[Dataset items]
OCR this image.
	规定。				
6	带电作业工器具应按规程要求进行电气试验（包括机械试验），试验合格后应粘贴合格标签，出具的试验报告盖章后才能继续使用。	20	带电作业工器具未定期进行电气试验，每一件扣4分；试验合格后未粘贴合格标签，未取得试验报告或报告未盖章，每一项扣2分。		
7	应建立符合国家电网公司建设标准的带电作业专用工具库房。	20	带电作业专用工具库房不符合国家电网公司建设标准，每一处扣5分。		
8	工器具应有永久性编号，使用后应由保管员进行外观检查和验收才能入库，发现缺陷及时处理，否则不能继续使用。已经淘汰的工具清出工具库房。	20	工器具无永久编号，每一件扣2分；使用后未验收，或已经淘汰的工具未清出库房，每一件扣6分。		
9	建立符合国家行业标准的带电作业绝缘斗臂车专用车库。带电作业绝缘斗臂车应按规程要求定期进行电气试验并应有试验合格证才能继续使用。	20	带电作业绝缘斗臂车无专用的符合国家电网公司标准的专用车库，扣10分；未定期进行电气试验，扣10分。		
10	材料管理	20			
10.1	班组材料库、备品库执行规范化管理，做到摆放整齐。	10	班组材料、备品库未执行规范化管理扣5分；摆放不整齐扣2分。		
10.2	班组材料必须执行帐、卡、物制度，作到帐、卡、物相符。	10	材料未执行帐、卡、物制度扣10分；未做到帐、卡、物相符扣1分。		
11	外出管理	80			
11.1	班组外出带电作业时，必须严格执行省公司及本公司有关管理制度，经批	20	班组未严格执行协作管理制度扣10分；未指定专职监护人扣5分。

◆ **EXERCISE TASK**
Give back all the records exactly as they stand.

◆ **FULL ANSWER**
OCR this image.
	规定。				
6	带电作业工器具应按规程要求进行电气试验（包括机械试验），试验合格后应粘贴合格标签，出具的试验报告盖章后才能继续使用。	20	带电作业工器具未定期进行电气试验，每一件扣4分；试验合格后未粘贴合格标签，未取得试验报告或报告未盖章，每一项扣2分。		
7	应建立符合国家电网公司建设标准的带电作业专用工具库房。	20	带电作业专用工具库房不符合国家电网公司建设标准，每一处扣5分。		
8	工器具应有永久性编号，使用后应由保管员进行外观检查和验收才能入库，发现缺陷及时处理，否则不能继续使用。已经淘汰的工具清出工具库房。	20	工器具无永久编号，每一件扣2分；使用后未验收，或已经淘汰的工具未清出库房，每一件扣6分。		
9	建立符合国家行业标准的带电作业绝缘斗臂车专用车库。带电作业绝缘斗臂车应按规程要求定期进行电气试验并应有试验合格证才能继续使用。	20	带电作业绝缘斗臂车无专用的符合国家电网公司标准的专用车库，扣10分；未定期进行电气试验，扣10分。		
10	材料管理	20			
10.1	班组材料库、备品库执行规范化管理，做到摆放整齐。	10	班组材料、备品库未执行规范化管理扣5分；摆放不整齐扣2分。		
10.2	班组材料必须执行帐、卡、物制度，作到帐、卡、物相符。	10	材料未执行帐、卡、物制度扣10分；未做到帐、卡、物相符扣1分。		
11	外出管理	80			
11.1	班组外出带电作业时，必须严格执行省公司及本公司有关管理制度，经批	20	班组未严格执行协作管理制度扣10分；未指定专职监护人扣5分。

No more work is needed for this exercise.